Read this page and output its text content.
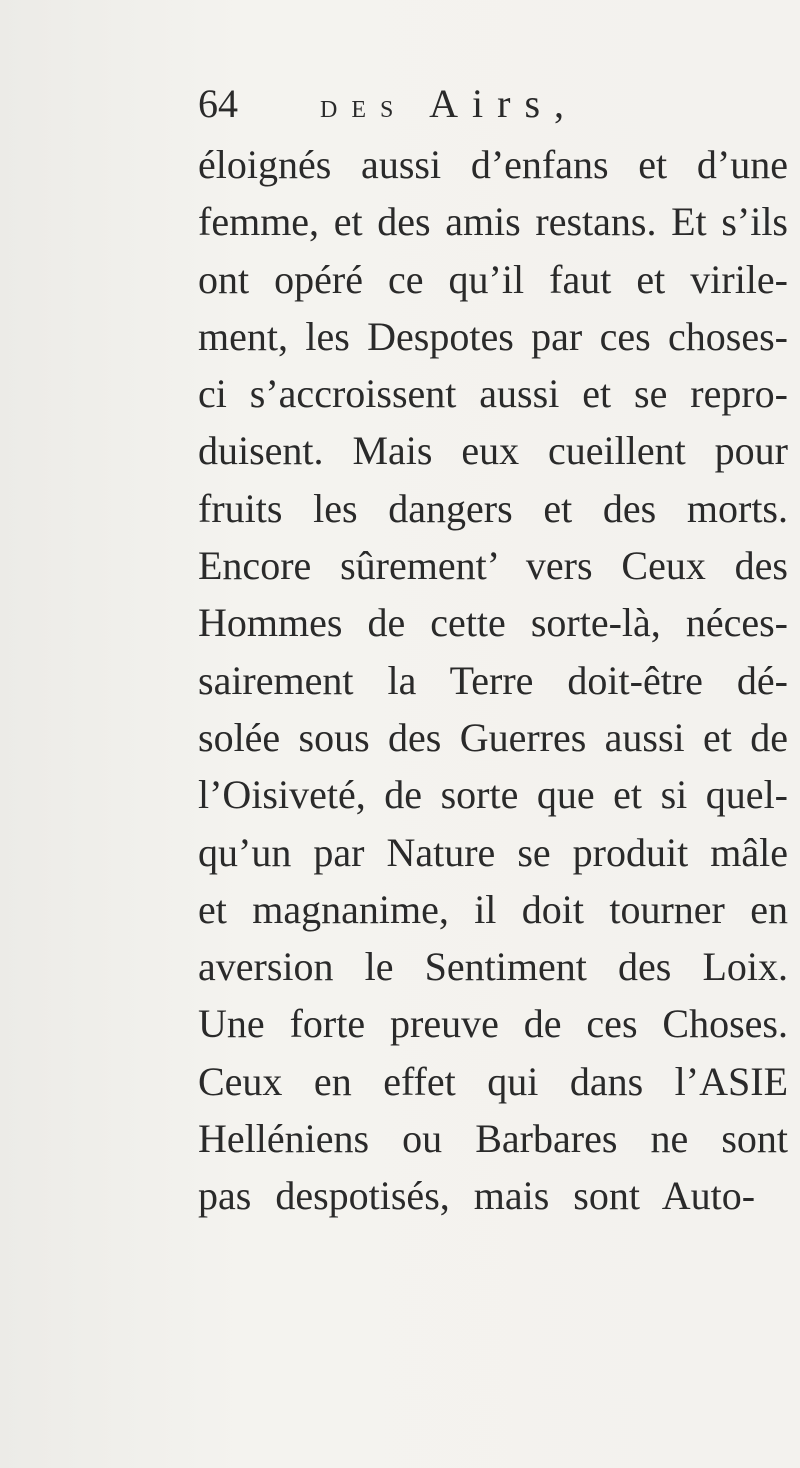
64	DES Airs,
éloignés aussi d’enfans et d’une
femme, et des amis restans. Et s’ils
ont opéré ce qu’il faut et virile-
ment, les Despotes par ces choses-
ci s’accroissent aussi et se repro-
duisent. Mais eux cueillent pour
fruits les dangers et des morts.
Encore sûrement’ vers Ceux des
Hommes de cette sorte-là, néces-
sairement la Terre doit-être dé-
solée sous des Guerres aussi et de
l’Oisiveté, de sorte que et si quel-
qu’un par Nature se produit mâle
et magnanime, il doit tourner en
aversion le Sentiment des Loix.
Une forte preuve de ces Choses.
Ceux en effet qui dans l’ASIE
Helléniens ou Barbares ne sont
pas despotisés, mais sont Auto-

____________

▶ _Task instructions_: Omit the pictures and give the material again, exactly and in full.

▶ _Completed exercise_:
Read this page and output its text content.
64	DES Airs,
éloignés aussi d’enfans et d’une
femme, et des amis restans. Et s’ils
ont opéré ce qu’il faut et virile-
ment, les Despotes par ces choses-
ci s’accroissent aussi et se repro-
duisent. Mais eux cueillent pour
fruits les dangers et des morts.
Encore sûrement’ vers Ceux des
Hommes de cette sorte-là, néces-
sairement la Terre doit-être dé-
solée sous des Guerres aussi et de
l’Oisiveté, de sorte que et si quel-
qu’un par Nature se produit mâle
et magnanime, il doit tourner en
aversion le Sentiment des Loix.
Une forte preuve de ces Choses.
Ceux en effet qui dans l’ASIE
Helléniens ou Barbares ne sont
pas despotisés, mais sont Auto-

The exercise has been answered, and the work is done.